[DIRECTION] Identify the lines holding "page" and copy them.

[RECORDS]
☆ ☆ ☆ ☆

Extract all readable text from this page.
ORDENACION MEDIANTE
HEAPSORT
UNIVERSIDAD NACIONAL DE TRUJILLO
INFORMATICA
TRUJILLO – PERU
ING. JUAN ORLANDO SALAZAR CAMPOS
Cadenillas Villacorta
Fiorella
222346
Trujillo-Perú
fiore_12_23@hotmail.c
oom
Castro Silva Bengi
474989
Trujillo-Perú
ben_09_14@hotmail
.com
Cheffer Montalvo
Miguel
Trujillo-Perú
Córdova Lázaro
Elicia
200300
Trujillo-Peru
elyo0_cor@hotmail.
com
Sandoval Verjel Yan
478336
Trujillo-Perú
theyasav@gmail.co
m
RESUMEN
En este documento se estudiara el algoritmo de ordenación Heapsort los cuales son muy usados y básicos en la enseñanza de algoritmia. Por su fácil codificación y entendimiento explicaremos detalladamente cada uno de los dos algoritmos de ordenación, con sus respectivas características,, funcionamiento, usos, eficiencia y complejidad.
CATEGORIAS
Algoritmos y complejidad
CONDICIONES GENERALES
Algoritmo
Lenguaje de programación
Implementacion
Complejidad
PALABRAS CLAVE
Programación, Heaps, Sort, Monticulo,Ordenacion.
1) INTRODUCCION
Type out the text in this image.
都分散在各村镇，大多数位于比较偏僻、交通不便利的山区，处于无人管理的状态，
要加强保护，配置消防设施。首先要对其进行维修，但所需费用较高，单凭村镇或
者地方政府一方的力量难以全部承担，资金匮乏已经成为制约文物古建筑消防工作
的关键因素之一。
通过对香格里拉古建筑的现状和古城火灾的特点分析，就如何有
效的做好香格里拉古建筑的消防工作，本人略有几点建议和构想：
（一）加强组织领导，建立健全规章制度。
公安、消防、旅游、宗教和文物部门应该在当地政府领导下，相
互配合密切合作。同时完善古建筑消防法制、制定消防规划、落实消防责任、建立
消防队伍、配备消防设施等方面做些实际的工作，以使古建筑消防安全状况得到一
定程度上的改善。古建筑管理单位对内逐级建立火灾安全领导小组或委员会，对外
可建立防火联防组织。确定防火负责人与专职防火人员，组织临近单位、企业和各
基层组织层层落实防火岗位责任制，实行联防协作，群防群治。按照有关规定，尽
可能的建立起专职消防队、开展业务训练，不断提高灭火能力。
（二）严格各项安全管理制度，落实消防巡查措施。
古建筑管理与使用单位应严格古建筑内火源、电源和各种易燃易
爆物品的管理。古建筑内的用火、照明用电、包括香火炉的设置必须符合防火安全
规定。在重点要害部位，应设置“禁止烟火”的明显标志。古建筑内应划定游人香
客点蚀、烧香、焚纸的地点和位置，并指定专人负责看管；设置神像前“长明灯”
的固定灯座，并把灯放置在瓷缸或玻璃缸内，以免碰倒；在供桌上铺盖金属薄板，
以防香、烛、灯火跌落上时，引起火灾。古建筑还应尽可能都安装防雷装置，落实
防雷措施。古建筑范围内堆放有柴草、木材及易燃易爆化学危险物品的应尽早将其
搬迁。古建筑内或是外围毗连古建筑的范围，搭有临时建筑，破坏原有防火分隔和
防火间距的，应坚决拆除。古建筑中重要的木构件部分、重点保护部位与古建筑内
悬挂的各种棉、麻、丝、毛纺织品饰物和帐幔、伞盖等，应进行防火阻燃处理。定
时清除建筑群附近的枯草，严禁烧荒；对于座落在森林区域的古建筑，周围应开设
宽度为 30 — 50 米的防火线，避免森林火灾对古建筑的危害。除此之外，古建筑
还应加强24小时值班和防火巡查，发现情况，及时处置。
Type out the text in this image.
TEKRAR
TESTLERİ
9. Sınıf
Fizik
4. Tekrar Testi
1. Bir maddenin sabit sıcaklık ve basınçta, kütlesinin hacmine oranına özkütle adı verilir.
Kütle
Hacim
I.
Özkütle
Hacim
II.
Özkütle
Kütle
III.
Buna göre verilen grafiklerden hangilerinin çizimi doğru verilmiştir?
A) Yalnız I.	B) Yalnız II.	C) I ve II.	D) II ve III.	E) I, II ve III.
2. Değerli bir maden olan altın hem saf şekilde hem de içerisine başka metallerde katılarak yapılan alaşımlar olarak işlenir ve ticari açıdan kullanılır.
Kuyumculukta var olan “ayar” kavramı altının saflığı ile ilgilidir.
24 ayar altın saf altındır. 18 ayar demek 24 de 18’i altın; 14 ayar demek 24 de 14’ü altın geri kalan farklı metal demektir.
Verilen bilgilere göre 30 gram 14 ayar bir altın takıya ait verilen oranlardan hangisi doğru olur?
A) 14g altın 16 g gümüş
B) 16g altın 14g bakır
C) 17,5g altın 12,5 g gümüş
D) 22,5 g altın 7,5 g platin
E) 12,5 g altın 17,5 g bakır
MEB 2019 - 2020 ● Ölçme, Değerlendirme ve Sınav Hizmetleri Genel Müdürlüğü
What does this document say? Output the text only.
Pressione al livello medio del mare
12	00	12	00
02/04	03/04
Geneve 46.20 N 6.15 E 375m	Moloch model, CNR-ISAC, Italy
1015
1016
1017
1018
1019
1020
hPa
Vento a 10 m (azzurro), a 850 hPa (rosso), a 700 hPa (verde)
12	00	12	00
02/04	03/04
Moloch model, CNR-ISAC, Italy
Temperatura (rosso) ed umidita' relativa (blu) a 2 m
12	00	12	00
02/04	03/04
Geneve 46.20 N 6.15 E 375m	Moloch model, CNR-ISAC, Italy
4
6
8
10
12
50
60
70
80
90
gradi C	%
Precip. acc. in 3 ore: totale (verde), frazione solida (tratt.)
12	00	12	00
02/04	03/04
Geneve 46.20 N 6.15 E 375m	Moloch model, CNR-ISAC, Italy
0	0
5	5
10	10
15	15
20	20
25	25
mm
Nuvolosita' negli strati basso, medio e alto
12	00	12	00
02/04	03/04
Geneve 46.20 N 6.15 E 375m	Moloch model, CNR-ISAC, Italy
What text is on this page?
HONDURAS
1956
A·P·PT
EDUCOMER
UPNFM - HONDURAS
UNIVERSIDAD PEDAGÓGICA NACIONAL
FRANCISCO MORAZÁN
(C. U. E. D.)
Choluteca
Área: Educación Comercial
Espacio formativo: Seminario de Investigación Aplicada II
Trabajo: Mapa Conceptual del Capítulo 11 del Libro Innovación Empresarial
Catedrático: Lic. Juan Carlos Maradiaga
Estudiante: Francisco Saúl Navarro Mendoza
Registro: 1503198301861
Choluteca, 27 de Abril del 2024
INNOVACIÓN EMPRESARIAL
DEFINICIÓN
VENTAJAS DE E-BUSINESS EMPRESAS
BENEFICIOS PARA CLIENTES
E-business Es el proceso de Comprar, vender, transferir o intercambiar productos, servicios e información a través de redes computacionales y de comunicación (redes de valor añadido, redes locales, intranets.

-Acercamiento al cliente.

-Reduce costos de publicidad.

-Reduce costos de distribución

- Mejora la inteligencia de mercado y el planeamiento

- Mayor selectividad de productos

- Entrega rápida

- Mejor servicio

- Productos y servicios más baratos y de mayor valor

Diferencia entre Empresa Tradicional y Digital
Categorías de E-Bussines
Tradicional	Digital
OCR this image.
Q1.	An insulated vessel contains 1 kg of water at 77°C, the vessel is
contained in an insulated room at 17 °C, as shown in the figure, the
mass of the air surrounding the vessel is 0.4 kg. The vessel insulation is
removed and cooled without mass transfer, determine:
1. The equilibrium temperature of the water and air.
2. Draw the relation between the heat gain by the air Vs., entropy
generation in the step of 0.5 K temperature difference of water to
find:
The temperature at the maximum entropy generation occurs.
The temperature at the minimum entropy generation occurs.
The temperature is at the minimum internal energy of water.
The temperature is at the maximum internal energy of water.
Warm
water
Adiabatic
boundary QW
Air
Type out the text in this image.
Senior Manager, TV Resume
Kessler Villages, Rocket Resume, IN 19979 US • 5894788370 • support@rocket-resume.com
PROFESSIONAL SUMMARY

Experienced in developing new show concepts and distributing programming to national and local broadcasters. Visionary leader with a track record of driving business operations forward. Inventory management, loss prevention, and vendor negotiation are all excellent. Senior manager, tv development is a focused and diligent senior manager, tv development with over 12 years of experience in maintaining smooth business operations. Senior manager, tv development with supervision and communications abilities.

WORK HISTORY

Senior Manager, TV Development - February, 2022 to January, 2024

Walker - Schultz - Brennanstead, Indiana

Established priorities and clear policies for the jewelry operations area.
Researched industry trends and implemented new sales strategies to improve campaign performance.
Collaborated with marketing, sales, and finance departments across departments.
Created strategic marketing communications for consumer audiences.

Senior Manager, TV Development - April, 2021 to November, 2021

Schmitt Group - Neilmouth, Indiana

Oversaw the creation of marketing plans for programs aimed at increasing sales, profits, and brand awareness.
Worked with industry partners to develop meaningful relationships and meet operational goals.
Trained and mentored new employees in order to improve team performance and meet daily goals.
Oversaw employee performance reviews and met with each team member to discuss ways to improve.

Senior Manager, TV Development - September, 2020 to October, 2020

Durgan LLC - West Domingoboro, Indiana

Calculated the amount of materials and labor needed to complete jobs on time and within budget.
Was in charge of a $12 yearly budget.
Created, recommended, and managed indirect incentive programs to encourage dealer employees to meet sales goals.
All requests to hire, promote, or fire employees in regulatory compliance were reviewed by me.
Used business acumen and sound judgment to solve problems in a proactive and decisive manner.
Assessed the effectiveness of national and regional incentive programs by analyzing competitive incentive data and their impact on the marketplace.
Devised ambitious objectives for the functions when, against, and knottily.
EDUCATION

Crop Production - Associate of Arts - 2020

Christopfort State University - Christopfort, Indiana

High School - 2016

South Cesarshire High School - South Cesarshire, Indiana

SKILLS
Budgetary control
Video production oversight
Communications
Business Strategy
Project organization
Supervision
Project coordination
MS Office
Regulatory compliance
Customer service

☆ ☆ ☆ ☆

[FULL OUTPUT]
Extract all readable text from this page.
What text is on this page?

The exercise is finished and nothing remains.